Your objective - Give the number of lines in the entries that contain "section". State only the count.

Record list -
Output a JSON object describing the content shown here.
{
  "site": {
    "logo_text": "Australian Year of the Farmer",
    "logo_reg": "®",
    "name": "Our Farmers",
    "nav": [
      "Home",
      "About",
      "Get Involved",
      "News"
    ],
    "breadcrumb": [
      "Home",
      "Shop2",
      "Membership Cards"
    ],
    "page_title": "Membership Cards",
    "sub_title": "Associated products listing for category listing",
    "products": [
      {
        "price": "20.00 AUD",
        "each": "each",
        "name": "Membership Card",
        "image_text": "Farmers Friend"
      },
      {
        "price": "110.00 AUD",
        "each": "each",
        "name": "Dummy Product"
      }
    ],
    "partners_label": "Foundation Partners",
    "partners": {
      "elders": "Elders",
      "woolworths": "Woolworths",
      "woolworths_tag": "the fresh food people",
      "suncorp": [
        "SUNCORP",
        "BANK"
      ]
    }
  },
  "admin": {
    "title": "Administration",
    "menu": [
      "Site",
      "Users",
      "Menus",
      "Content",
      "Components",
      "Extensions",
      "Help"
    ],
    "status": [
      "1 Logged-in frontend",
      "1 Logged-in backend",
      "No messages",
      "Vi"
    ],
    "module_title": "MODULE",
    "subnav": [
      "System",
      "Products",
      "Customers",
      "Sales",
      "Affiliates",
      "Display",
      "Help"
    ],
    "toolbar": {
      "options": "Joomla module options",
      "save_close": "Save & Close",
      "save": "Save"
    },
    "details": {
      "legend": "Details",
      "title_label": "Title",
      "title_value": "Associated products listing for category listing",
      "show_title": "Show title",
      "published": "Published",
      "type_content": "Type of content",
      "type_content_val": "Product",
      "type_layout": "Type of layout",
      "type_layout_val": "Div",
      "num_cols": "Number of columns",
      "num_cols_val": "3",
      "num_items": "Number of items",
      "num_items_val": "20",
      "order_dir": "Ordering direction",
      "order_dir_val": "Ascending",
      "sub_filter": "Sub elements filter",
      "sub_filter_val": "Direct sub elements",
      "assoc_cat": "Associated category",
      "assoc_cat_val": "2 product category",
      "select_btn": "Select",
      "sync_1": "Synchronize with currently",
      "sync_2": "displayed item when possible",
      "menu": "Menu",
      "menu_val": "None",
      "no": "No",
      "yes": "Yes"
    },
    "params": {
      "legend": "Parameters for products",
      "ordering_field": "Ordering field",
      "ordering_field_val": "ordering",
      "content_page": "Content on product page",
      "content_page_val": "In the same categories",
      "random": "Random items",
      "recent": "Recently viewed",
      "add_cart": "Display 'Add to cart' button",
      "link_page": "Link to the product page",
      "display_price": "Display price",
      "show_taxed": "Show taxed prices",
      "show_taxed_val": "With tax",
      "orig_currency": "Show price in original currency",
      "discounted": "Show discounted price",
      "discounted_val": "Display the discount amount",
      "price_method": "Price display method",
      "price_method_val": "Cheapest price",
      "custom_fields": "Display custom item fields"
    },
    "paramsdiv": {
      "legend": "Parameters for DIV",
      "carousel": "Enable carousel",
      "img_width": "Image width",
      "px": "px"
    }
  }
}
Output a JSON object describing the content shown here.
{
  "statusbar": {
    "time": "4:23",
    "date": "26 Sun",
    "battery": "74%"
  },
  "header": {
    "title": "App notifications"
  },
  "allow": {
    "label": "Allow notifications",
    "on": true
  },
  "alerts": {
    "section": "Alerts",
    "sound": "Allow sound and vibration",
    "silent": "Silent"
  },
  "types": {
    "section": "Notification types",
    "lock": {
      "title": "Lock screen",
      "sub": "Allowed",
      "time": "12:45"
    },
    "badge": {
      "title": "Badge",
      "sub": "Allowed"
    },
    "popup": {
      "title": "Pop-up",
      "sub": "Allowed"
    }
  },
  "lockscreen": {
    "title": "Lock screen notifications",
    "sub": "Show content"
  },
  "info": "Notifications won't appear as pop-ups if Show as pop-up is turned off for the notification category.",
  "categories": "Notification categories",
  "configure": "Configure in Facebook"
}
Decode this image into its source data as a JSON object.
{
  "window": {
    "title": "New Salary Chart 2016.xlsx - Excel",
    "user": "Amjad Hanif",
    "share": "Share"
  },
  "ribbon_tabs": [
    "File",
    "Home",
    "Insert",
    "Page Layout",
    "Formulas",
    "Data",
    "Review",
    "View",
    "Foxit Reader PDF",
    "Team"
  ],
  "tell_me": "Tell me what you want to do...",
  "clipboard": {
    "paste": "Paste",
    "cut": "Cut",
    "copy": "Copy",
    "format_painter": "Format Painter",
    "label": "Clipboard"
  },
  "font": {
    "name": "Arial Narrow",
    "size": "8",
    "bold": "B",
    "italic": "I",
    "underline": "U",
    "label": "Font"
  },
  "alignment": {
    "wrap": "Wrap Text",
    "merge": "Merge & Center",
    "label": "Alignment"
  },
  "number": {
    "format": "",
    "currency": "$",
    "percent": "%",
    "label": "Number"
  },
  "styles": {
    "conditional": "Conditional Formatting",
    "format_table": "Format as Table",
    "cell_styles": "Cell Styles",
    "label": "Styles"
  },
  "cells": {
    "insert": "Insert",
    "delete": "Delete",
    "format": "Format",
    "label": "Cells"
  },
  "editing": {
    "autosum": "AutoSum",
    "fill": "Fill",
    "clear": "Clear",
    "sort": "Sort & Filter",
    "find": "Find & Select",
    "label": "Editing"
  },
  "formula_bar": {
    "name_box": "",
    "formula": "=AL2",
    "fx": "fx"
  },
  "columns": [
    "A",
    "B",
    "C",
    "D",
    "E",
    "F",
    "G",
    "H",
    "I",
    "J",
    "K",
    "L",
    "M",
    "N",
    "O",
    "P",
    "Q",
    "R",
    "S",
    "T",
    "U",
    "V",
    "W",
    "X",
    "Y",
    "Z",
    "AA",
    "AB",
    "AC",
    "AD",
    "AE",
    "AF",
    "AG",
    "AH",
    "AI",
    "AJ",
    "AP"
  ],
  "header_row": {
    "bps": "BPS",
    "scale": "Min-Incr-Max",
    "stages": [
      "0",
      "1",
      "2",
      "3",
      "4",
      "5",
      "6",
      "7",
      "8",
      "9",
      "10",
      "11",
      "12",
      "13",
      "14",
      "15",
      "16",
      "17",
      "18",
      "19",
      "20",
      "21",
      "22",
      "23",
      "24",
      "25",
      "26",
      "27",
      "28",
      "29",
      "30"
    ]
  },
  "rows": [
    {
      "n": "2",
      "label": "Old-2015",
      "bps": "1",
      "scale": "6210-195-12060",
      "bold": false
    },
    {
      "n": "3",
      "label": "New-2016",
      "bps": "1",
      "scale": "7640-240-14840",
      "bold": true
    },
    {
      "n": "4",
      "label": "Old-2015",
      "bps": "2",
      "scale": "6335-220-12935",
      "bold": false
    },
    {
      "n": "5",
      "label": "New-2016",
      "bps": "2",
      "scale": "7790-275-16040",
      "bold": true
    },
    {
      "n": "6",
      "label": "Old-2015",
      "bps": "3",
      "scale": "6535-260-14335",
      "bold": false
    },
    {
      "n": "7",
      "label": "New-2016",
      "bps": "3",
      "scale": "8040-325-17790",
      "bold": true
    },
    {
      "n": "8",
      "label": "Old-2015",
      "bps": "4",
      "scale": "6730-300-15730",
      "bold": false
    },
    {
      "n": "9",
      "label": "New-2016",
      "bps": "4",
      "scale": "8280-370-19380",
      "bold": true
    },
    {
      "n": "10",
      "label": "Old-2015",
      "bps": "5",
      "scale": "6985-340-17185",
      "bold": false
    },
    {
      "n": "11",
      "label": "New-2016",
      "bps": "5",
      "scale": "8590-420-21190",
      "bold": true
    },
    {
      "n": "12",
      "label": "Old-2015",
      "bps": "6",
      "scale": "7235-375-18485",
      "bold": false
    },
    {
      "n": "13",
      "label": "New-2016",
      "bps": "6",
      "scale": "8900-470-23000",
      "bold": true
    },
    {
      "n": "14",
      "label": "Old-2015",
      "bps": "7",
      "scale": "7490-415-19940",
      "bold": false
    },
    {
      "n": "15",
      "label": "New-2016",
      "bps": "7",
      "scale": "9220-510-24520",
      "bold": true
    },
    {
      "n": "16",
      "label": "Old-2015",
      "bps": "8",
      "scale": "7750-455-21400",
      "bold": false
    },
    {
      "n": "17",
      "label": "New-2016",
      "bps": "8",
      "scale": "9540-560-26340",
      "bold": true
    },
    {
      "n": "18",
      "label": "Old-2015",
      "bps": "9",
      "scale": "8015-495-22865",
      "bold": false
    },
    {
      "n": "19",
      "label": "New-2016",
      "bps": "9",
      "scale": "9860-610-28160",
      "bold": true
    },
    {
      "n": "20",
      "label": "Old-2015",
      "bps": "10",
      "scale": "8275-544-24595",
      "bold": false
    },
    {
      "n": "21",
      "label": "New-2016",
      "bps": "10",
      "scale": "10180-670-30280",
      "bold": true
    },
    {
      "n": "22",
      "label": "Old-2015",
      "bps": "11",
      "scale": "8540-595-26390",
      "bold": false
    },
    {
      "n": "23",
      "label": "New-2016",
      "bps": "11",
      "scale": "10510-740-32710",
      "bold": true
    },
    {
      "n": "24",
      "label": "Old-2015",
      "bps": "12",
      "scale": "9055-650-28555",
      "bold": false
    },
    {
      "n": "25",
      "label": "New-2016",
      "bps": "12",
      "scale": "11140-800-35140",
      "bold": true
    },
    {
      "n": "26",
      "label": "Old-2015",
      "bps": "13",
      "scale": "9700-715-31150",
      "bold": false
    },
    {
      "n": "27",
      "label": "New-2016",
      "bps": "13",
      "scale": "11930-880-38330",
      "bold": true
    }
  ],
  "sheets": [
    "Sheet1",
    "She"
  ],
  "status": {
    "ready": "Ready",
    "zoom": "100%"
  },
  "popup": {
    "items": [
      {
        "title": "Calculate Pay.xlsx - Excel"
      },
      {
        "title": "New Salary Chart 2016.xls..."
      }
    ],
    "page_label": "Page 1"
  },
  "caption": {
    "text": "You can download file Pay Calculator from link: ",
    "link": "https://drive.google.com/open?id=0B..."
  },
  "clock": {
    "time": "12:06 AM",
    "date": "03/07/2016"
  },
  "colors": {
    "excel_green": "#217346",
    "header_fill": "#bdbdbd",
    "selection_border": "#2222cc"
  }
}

Solved problem - 2